### DOCUMENT EXCERPT
# Mud! Wonderful glorious mud!



## GoSailGo (Sep 15, 2012)

Pretty sure he is part swamp beast. But I guess I have to hand it to him for making the most of any situation. When life gives you mud, make yourself a mud mask. 



















Unfortunately for him, his adventure landed him under the pink towel of shame.


----------



## MyHans-someBoy (Feb 23, 2013)

Thanks for sharing. You've given me my giggle for the day! 


Sent from Petguide.com Free App


----------



## Rbeckett (Jun 19, 2013)

I thought that was the pink towel of "I got another bath I really didn't want". Mine love the rain and the mud, but barely tolerate a bath with warm water and no stinging baby soap. The smell like brand new puppies for about an hour till they go out and roll in the yard vigorously as soon as we finish drying them off.....Sometime I wonder why I bother, but a stinky dog will really ruin a great day too.

Wheelchair Bob


----------



## Kahrg4 (Dec 19, 2012)

Awww! Love his mud mask! lol. Kudos to you for letting him have his fun, muddy or otherwise. I wish my boys didn't love mud, but boys will be boys.


----------



## lorihd (Nov 30, 2011)

### EXERCISE INSTRUCTIONS
A) In the muddy dog thread, what does Rbeckett say the dogs smell like after a bath, and for about how long?
B) Using the muddy dog thread, explain why Rbeckett sometimes wonders whether the baths are worth it and why the baths continue anyway.
C) Resume the muddy dog forum thread after its last line.
The rows below come from a different source than the muddy dog thread.

### RAW DATA
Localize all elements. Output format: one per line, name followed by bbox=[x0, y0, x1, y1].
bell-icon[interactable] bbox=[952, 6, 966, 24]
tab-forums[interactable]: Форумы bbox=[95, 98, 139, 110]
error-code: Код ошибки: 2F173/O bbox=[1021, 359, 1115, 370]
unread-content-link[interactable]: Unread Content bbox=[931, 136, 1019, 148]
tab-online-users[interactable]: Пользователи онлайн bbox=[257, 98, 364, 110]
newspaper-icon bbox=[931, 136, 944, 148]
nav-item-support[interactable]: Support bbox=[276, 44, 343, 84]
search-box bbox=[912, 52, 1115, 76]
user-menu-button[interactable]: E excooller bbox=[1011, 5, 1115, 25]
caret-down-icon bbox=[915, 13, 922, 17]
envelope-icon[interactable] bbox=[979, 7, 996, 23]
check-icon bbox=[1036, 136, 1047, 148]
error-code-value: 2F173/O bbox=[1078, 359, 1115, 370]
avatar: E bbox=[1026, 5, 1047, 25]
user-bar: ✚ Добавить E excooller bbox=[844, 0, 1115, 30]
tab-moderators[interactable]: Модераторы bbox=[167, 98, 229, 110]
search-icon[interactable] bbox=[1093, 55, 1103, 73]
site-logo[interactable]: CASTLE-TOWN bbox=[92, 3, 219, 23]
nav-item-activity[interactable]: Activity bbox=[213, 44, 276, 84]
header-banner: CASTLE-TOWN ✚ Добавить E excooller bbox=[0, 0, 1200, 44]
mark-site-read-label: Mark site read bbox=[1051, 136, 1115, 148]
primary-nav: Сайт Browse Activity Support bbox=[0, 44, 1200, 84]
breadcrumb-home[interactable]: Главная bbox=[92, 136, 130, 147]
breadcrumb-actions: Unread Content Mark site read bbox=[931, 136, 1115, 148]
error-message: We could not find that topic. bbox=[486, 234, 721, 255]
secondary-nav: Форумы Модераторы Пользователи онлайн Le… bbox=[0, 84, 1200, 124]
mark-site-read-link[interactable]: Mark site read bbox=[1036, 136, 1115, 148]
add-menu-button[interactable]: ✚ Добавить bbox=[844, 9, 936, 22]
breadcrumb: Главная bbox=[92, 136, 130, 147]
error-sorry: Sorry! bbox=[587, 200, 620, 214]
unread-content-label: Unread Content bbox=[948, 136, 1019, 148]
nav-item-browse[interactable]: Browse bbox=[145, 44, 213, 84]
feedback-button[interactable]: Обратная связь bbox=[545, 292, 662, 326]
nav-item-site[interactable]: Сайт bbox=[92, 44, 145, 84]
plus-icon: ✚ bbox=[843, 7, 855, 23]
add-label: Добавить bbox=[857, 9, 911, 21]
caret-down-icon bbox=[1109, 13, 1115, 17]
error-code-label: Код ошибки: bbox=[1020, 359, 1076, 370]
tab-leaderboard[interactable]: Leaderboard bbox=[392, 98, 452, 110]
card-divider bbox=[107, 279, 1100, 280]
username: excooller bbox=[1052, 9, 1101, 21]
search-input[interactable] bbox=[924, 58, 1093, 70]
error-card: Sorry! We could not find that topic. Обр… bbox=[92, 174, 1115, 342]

### RESULTS IN ORDER
A) They smell like brand new puppies for about an hour.

B) The fresh smell lasts only about an hour, because the dogs go out and roll vigorously in the yard as soon as they are dried off. The baths continue because a stinky dog will really ruin a great day.

C)
lol, so darned cute


----------



## GoSailGo (Sep 15, 2012)

Kahrg4 said:


> Awww! Love his mud mask! lol. Kudos to you for letting him have his fun, muddy or otherwise. I wish my boys didn't love mud, but boys will be boys.


Who am I to tell an 11 month old puppy not to play in a giant mud puddle! I'm usually greeted with a, "SERIOUSLY? How did he get THAT dirty!?" when I get home. But its all good he goes to sleep on the floor and wakes up with a little dirt angel left behind. :wub: This is why we can't have nice things.


----------



## Sunstreaked (Oct 26, 2010)

THAT was great!!! Loved those pics!


----------



## mbussinger166 (Sep 10, 2013)

gotta be those beautiful all whites that love the mud too


----------



## WGSD Nikko (Jul 24, 2013)

I swear the whites love mud! This was the day after his bath!























Sent from Petguide.com Free App


----------



## Zeeva (Aug 10, 2010)

I love the last picture! Thank you for sharing. More please? C:


----------



## kenco (Jul 27, 2013)

my WGSD LOVES mud and anything dirty. I actually have a pink towel of shame myself! Great pictures. What cute boy


----------



## Rbeckett (Jun 19, 2013)

Nikko,
That is just too cute. My girls are not White so they hide the dirt a bit better, but they do love the mud, and playing in the mudhole rates right up there at the top of their favorites list for sure...Just too precious...

Wheelchair Bob


----------



## Daisy&Lucky's Mom (Apr 24, 2011)

He certainly had a great time until the pink towel! My girls are black but will jump into our farm pond any chance they get going for the yuckiest part not the clear shallows! Usually right after they just got back from the groomers! Great pictures ,thanks for sharing.


----------



## holland (Jan 11, 2009)

what a great thread-made me smile-


----------



## GoSailGo (Sep 15, 2012)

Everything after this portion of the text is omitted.